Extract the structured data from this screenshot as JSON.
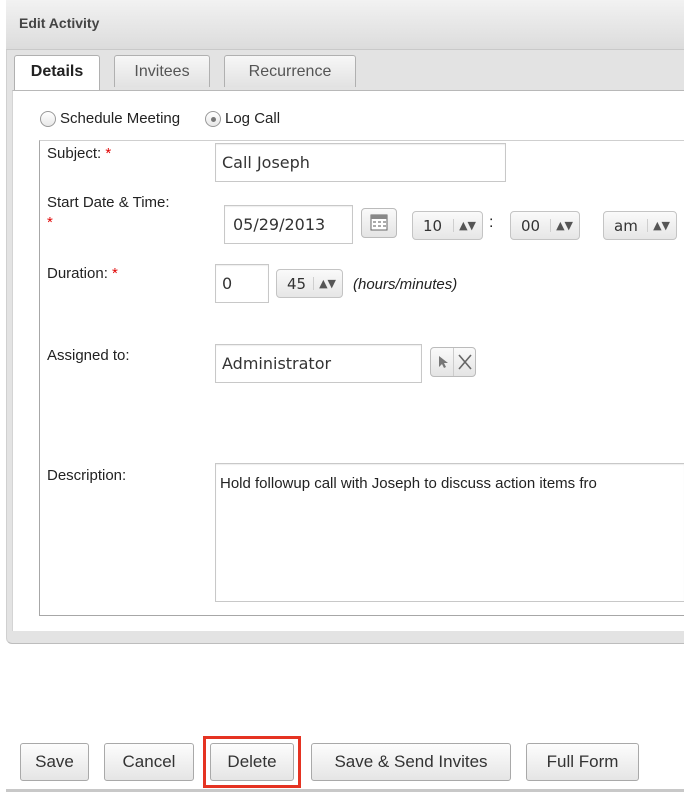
{
  "dialog": {
    "title": "Edit Activity"
  },
  "tabs": [
    {
      "label": "Details",
      "active": true
    },
    {
      "label": "Invitees",
      "active": false
    },
    {
      "label": "Recurrence",
      "active": false
    }
  ],
  "activity_type": {
    "options": [
      "Schedule Meeting",
      "Log Call"
    ],
    "selected": "Log Call"
  },
  "form": {
    "required_marker": "*",
    "subject": {
      "label": "Subject:",
      "value": "Call Joseph"
    },
    "start": {
      "label": "Start Date & Time:",
      "date": "05/29/2013",
      "hour": "10",
      "separator": ":",
      "minute": "00",
      "meridiem": "am"
    },
    "duration": {
      "label": "Duration:",
      "hours": "0",
      "minutes": "45",
      "hint": "(hours/minutes)"
    },
    "assigned": {
      "label": "Assigned to:",
      "value": "Administrator"
    },
    "description": {
      "label": "Description:",
      "value": "Hold followup call with Joseph to discuss action items fro"
    }
  },
  "buttons": {
    "save": "Save",
    "cancel": "Cancel",
    "delete": "Delete",
    "save_send": "Save & Send Invites",
    "full_form": "Full Form"
  },
  "highlight_color": "#e53322"
}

________________________

* **Required work**
Every record above should come back exactly, but without its pictures.

* **Task output**
Extract the structured data from this screenshot as JSON.
{
  "dialog": {
    "title": "Edit Activity"
  },
  "tabs": [
    {
      "label": "Details",
      "active": true
    },
    {
      "label": "Invitees",
      "active": false
    },
    {
      "label": "Recurrence",
      "active": false
    }
  ],
  "activity_type": {
    "options": [
      "Schedule Meeting",
      "Log Call"
    ],
    "selected": "Log Call"
  },
  "form": {
    "required_marker": "*",
    "subject": {
      "label": "Subject:",
      "value": "Call Joseph"
    },
    "start": {
      "label": "Start Date & Time:",
      "date": "05/29/2013",
      "hour": "10",
      "separator": ":",
      "minute": "00",
      "meridiem": "am"
    },
    "duration": {
      "label": "Duration:",
      "hours": "0",
      "minutes": "45",
      "hint": "(hours/minutes)"
    },
    "assigned": {
      "label": "Assigned to:",
      "value": "Administrator"
    },
    "description": {
      "label": "Description:",
      "value": "Hold followup call with Joseph to discuss action items fro"
    }
  },
  "buttons": {
    "save": "Save",
    "cancel": "Cancel",
    "delete": "Delete",
    "save_send": "Save & Send Invites",
    "full_form": "Full Form"
  },
  "highlight_color": "#e53322"
}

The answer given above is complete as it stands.